* _DOCUMENT EXTRACT_
On Mon, Jul 2, 2018 at 3:03 PM, Antoine Pitrou <[hidden email]> wrote:

Hello,

Some of you might know that I've been working on a PEP in order to
improve pickling performance of large (or huge) data.  The PEP,
numbered 574 and titled "Pickle protocol 5 with out-of-band data",
allows participating data types to be pickled without any memory copy.
https://www.python.org/dev/peps/pep-0574/

The PEP already has an implementation, which is backported as an
independent PyPI package under the name "pickle5".

* _EXTRACTED ENTRIES_
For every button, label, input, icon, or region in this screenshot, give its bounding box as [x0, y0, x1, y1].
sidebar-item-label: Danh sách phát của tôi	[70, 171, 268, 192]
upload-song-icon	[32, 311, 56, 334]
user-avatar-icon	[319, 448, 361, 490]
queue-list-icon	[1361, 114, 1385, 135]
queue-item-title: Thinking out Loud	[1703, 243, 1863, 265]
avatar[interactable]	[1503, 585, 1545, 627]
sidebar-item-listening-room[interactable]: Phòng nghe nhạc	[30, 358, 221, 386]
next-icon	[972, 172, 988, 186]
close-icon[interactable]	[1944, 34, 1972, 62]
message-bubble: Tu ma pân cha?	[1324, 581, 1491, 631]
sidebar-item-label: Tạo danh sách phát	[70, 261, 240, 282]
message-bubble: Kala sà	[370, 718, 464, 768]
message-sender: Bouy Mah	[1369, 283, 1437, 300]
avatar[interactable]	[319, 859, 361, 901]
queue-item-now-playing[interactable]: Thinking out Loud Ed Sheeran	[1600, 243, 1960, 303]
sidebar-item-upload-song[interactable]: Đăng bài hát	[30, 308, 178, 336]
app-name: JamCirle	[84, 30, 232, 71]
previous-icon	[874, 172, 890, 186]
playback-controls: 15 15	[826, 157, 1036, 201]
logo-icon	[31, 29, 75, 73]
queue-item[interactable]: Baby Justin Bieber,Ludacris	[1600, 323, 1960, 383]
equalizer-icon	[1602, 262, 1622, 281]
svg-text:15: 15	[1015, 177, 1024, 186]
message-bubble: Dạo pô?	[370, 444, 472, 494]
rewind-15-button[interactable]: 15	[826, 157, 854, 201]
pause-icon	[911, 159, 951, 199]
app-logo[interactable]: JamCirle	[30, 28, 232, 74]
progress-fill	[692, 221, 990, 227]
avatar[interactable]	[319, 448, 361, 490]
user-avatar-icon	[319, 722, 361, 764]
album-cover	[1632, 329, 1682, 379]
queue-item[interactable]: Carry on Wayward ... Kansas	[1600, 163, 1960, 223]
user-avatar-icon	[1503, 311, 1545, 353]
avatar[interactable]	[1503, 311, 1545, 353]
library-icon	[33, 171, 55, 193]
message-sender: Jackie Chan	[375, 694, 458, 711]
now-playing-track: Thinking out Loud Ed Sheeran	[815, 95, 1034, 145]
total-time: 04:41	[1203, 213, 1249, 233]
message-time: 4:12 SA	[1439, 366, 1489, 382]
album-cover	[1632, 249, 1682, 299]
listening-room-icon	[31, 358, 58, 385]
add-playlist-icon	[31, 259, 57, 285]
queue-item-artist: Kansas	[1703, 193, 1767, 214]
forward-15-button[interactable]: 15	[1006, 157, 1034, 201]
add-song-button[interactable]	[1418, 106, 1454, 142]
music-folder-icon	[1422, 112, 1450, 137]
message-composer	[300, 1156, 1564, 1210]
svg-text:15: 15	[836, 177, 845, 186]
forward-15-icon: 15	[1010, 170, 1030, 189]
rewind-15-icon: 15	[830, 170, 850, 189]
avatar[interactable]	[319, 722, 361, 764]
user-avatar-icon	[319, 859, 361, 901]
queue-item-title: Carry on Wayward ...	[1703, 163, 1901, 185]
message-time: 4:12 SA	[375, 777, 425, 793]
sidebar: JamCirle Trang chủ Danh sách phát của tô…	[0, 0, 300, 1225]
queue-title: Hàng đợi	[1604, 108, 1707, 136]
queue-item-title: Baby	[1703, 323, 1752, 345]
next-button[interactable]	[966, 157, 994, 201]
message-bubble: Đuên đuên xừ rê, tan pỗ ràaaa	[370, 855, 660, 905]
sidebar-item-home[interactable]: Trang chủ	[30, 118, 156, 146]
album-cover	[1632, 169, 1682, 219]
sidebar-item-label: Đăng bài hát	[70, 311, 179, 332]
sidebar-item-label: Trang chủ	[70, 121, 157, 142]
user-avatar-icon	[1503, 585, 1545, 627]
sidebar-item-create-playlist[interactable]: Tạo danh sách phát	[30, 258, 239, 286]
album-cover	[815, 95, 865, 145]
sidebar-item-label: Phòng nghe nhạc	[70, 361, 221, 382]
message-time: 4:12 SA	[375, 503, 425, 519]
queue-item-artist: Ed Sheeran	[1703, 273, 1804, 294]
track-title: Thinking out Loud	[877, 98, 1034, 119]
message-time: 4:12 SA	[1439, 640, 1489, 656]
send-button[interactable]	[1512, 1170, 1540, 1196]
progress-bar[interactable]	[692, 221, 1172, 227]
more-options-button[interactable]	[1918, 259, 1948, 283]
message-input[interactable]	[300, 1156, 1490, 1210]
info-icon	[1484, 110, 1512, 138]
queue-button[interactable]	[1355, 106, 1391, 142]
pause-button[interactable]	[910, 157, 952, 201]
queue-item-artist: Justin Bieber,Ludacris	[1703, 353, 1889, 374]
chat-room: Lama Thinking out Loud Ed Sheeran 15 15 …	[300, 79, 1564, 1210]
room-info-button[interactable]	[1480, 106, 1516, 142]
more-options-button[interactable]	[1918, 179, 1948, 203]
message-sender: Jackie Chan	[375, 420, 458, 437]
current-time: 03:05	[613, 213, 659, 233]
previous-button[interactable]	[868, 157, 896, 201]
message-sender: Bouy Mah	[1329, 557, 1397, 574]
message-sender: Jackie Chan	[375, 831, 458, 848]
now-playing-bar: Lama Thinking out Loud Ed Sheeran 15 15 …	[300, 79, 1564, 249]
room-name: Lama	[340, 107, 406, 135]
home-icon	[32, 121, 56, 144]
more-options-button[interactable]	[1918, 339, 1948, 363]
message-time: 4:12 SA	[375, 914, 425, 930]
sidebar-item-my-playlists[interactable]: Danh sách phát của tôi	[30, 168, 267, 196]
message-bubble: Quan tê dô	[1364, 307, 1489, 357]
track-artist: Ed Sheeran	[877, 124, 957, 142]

* _TASKS TO CARRY OUT_
[A] Condense the paragraph of the PEP 574 email beginning "Some of you might know" into a short bulleted list that keeps its main facts.
[B] Please answer these questions from the PEP 574 email, one answer per line, marked the same way:
(i) Who wrote the quoted message, and on what date?
(ii) What is the title of the PEP?
(iii) Under what name is the implementation backported on PyPI?
[C] Carry the PEP 574 email forward from the sentence about the "pickle5" package.
The listing is separate material, unrelated to the PEP 574 email.

* _RESULTS BY TASK_
[A]
- The writer has been working on a PEP to improve pickling performance for large or huge data.
- The PEP is numbered 574 and titled "Pickle protocol 5 with out-of-band data."
- It lets participating data types be pickled without any memory copy.
- Link: https://www.python.org/dev/peps/pep-0574/

[B]
(i) Antoine Pitrou, on Monday, July 2, 2018.
(ii) "Pickle protocol 5 with out-of-band data."
(iii) "pickle5."

[C]
https://pypi.org/project/pickle5/

I also have a working patch updating PyArrow to use the PEP-defined
extensions to allow for zero-copy pickling of Arrow arrays - without
breaking compatibility with existing usage:
https://github.com/apache/arrow/pull/2161

Still, it is obvious one the primary targets of PEP 574 is Numpy
arrays, as the most prevalent datatype in the Python scientific
ecosystem.  I'm personally satisfied with the current state of the PEP,
but I'd like to have feedback from Numpy core maintainers.  I haven't
tried (yet?) to draft a Numpy patch to add PEP 574 support, since that's
likely to be more involved due to the complexity of Numpy and due to
the core being written in C.  Therefore I would like some help
evaluating whether the PEP is likely to be a good fit for Numpy.


Maybe somewhat off topic, but we have had trouble with a 2 GiB limit on file writes on OS X. See https://github.com/numpy/numpy/issues/3858. Does your implementation work around that?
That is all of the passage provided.